◆ **REQUIREMENT**
Output the data exactly, with every line intact.

◆ **LISTED ENTRIES**
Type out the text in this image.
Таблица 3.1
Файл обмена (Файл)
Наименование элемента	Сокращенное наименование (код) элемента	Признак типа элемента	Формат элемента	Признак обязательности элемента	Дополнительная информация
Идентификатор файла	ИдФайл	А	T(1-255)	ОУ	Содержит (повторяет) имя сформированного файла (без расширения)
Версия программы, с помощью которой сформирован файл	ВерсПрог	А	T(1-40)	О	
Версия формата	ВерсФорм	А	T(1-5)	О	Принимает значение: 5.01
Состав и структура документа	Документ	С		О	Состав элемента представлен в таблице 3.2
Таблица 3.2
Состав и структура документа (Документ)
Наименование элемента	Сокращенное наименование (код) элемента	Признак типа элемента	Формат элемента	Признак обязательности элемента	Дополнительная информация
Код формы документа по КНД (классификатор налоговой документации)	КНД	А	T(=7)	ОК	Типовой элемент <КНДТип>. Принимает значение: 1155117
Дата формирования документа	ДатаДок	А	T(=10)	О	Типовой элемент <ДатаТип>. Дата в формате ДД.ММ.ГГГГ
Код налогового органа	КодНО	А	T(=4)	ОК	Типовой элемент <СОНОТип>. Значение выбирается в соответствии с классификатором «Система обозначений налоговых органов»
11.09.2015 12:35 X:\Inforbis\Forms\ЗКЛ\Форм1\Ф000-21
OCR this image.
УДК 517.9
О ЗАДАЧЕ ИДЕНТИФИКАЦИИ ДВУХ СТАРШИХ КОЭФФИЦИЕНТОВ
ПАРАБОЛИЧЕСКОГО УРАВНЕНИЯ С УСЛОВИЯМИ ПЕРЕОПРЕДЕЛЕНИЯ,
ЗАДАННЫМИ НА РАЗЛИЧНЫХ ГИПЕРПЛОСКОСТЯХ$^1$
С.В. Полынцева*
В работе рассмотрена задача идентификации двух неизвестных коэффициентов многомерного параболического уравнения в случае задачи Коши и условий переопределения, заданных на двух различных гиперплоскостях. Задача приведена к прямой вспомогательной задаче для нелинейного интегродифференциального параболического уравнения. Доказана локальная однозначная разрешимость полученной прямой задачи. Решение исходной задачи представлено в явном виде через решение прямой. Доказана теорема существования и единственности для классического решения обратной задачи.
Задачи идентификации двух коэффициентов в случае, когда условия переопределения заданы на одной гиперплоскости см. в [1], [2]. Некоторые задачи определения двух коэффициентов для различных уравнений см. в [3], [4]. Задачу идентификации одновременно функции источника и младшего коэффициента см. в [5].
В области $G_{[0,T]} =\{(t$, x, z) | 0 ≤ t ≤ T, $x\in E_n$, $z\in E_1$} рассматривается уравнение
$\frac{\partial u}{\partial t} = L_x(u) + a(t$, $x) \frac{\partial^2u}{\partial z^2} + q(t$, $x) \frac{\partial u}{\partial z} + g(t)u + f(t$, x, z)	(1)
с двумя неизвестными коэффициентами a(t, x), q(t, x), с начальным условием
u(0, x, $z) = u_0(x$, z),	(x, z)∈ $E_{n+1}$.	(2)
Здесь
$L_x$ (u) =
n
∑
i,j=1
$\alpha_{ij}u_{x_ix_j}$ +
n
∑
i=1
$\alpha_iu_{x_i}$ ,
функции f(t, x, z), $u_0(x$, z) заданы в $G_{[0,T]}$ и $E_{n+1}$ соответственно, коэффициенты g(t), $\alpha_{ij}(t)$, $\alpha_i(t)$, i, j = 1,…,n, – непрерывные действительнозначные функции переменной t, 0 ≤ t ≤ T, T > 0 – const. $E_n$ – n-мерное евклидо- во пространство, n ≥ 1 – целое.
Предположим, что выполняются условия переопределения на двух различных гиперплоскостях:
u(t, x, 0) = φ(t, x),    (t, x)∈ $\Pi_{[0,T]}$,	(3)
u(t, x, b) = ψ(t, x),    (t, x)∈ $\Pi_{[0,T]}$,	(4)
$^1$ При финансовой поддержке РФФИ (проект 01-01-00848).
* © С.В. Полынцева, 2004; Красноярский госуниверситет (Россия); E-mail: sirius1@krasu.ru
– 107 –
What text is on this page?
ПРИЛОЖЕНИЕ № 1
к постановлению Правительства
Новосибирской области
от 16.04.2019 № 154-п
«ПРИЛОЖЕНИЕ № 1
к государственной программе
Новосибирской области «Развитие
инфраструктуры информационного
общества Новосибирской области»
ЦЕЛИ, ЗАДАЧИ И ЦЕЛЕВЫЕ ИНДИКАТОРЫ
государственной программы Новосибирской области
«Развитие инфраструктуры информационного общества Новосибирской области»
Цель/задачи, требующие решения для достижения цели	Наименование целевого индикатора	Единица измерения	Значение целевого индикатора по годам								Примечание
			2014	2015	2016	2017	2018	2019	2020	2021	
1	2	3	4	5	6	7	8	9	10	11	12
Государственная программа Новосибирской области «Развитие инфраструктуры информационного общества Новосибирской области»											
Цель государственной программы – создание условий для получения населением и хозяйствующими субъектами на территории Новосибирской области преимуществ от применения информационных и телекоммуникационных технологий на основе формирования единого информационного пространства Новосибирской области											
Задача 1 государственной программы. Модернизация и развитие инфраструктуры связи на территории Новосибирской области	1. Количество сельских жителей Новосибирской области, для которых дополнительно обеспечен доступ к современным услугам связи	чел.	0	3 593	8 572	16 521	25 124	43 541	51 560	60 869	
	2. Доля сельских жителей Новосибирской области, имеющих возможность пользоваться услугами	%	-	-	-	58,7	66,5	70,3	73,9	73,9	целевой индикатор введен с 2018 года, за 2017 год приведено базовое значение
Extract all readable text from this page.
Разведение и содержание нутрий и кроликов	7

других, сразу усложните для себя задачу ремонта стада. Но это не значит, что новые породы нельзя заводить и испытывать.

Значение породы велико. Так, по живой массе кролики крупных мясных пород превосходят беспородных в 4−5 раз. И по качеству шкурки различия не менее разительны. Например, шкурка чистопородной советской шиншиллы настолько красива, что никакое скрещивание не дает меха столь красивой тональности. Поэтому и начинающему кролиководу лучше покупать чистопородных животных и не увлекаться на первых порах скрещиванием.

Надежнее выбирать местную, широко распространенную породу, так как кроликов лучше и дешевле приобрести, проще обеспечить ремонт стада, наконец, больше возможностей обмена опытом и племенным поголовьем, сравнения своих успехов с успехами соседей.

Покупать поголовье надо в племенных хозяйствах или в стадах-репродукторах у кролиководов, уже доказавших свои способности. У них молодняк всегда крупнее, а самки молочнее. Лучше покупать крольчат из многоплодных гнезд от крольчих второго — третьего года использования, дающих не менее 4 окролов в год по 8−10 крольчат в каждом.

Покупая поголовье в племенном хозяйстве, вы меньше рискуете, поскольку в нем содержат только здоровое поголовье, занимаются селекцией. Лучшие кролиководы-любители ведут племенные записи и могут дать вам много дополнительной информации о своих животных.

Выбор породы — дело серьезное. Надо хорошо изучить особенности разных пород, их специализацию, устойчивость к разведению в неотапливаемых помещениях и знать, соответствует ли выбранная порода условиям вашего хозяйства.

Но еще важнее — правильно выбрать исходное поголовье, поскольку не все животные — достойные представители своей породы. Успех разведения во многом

◆ **OUTPUT**
Type out the text in this image.
Таблица 3.1
Файл обмена (Файл)
Наименование элемента	Сокращенное наименование (код) элемента	Признак типа элемента	Формат элемента	Признак обязательности элемента	Дополнительная информация
Идентификатор файла	ИдФайл	А	T(1-255)	ОУ	Содержит (повторяет) имя сформированного файла (без расширения)
Версия программы, с помощью которой сформирован файл	ВерсПрог	А	T(1-40)	О	
Версия формата	ВерсФорм	А	T(1-5)	О	Принимает значение: 5.01
Состав и структура документа	Документ	С		О	Состав элемента представлен в таблице 3.2
Таблица 3.2
Состав и структура документа (Документ)
Наименование элемента	Сокращенное наименование (код) элемента	Признак типа элемента	Формат элемента	Признак обязательности элемента	Дополнительная информация
Код формы документа по КНД (классификатор налоговой документации)	КНД	А	T(=7)	ОК	Типовой элемент <КНДТип>. Принимает значение: 1155117
Дата формирования документа	ДатаДок	А	T(=10)	О	Типовой элемент <ДатаТип>. Дата в формате ДД.ММ.ГГГГ
Код налогового органа	КодНО	А	T(=4)	ОК	Типовой элемент <СОНОТип>. Значение выбирается в соответствии с классификатором «Система обозначений налоговых органов»
11.09.2015 12:35 X:\Inforbis\Forms\ЗКЛ\Форм1\Ф000-21
OCR this image.
УДК 517.9
О ЗАДАЧЕ ИДЕНТИФИКАЦИИ ДВУХ СТАРШИХ КОЭФФИЦИЕНТОВ
ПАРАБОЛИЧЕСКОГО УРАВНЕНИЯ С УСЛОВИЯМИ ПЕРЕОПРЕДЕЛЕНИЯ,
ЗАДАННЫМИ НА РАЗЛИЧНЫХ ГИПЕРПЛОСКОСТЯХ$^1$
С.В. Полынцева*
В работе рассмотрена задача идентификации двух неизвестных коэффициентов многомерного параболического уравнения в случае задачи Коши и условий переопределения, заданных на двух различных гиперплоскостях. Задача приведена к прямой вспомогательной задаче для нелинейного интегродифференциального параболического уравнения. Доказана локальная однозначная разрешимость полученной прямой задачи. Решение исходной задачи представлено в явном виде через решение прямой. Доказана теорема существования и единственности для классического решения обратной задачи.
Задачи идентификации двух коэффициентов в случае, когда условия переопределения заданы на одной гиперплоскости см. в [1], [2]. Некоторые задачи определения двух коэффициентов для различных уравнений см. в [3], [4]. Задачу идентификации одновременно функции источника и младшего коэффициента см. в [5].
В области $G_{[0,T]} =\{(t$, x, z) | 0 ≤ t ≤ T, $x\in E_n$, $z\in E_1$} рассматривается уравнение
$\frac{\partial u}{\partial t} = L_x(u) + a(t$, $x) \frac{\partial^2u}{\partial z^2} + q(t$, $x) \frac{\partial u}{\partial z} + g(t)u + f(t$, x, z)	(1)
с двумя неизвестными коэффициентами a(t, x), q(t, x), с начальным условием
u(0, x, $z) = u_0(x$, z),	(x, z)∈ $E_{n+1}$.	(2)
Здесь
$L_x$ (u) =
n
∑
i,j=1
$\alpha_{ij}u_{x_ix_j}$ +
n
∑
i=1
$\alpha_iu_{x_i}$ ,
функции f(t, x, z), $u_0(x$, z) заданы в $G_{[0,T]}$ и $E_{n+1}$ соответственно, коэффициенты g(t), $\alpha_{ij}(t)$, $\alpha_i(t)$, i, j = 1,…,n, – непрерывные действительнозначные функции переменной t, 0 ≤ t ≤ T, T > 0 – const. $E_n$ – n-мерное евклидо- во пространство, n ≥ 1 – целое.
Предположим, что выполняются условия переопределения на двух различных гиперплоскостях:
u(t, x, 0) = φ(t, x),    (t, x)∈ $\Pi_{[0,T]}$,	(3)
u(t, x, b) = ψ(t, x),    (t, x)∈ $\Pi_{[0,T]}$,	(4)
$^1$ При финансовой поддержке РФФИ (проект 01-01-00848).
* © С.В. Полынцева, 2004; Красноярский госуниверситет (Россия); E-mail: sirius1@krasu.ru
– 107 –
What text is on this page?
ПРИЛОЖЕНИЕ № 1
к постановлению Правительства
Новосибирской области
от 16.04.2019 № 154-п
«ПРИЛОЖЕНИЕ № 1
к государственной программе
Новосибирской области «Развитие
инфраструктуры информационного
общества Новосибирской области»
ЦЕЛИ, ЗАДАЧИ И ЦЕЛЕВЫЕ ИНДИКАТОРЫ
государственной программы Новосибирской области
«Развитие инфраструктуры информационного общества Новосибирской области»
Цель/задачи, требующие решения для достижения цели	Наименование целевого индикатора	Единица измерения	Значение целевого индикатора по годам								Примечание
			2014	2015	2016	2017	2018	2019	2020	2021	
1	2	3	4	5	6	7	8	9	10	11	12
Государственная программа Новосибирской области «Развитие инфраструктуры информационного общества Новосибирской области»											
Цель государственной программы – создание условий для получения населением и хозяйствующими субъектами на территории Новосибирской области преимуществ от применения информационных и телекоммуникационных технологий на основе формирования единого информационного пространства Новосибирской области											
Задача 1 государственной программы. Модернизация и развитие инфраструктуры связи на территории Новосибирской области	1. Количество сельских жителей Новосибирской области, для которых дополнительно обеспечен доступ к современным услугам связи	чел.	0	3 593	8 572	16 521	25 124	43 541	51 560	60 869	
	2. Доля сельских жителей Новосибирской области, имеющих возможность пользоваться услугами	%	-	-	-	58,7	66,5	70,3	73,9	73,9	целевой индикатор введен с 2018 года, за 2017 год приведено базовое значение
Extract all readable text from this page.
Разведение и содержание нутрий и кроликов	7

других, сразу усложните для себя задачу ремонта стада. Но это не значит, что новые породы нельзя заводить и испытывать.

Значение породы велико. Так, по живой массе кролики крупных мясных пород превосходят беспородных в 4−5 раз. И по качеству шкурки различия не менее разительны. Например, шкурка чистопородной советской шиншиллы настолько красива, что никакое скрещивание не дает меха столь красивой тональности. Поэтому и начинающему кролиководу лучше покупать чистопородных животных и не увлекаться на первых порах скрещиванием.

Надежнее выбирать местную, широко распространенную породу, так как кроликов лучше и дешевле приобрести, проще обеспечить ремонт стада, наконец, больше возможностей обмена опытом и племенным поголовьем, сравнения своих успехов с успехами соседей.

Покупать поголовье надо в племенных хозяйствах или в стадах-репродукторах у кролиководов, уже доказавших свои способности. У них молодняк всегда крупнее, а самки молочнее. Лучше покупать крольчат из многоплодных гнезд от крольчих второго — третьего года использования, дающих не менее 4 окролов в год по 8−10 крольчат в каждом.

Покупая поголовье в племенном хозяйстве, вы меньше рискуете, поскольку в нем содержат только здоровое поголовье, занимаются селекцией. Лучшие кролиководы-любители ведут племенные записи и могут дать вам много дополнительной информации о своих животных.

Выбор породы — дело серьезное. Надо хорошо изучить особенности разных пород, их специализацию, устойчивость к разведению в неотапливаемых помещениях и знать, соответствует ли выбранная порода условиям вашего хозяйства.

Но еще важнее — правильно выбрать исходное поголовье, поскольку не все животные — достойные представители своей породы. Успех разведения во многом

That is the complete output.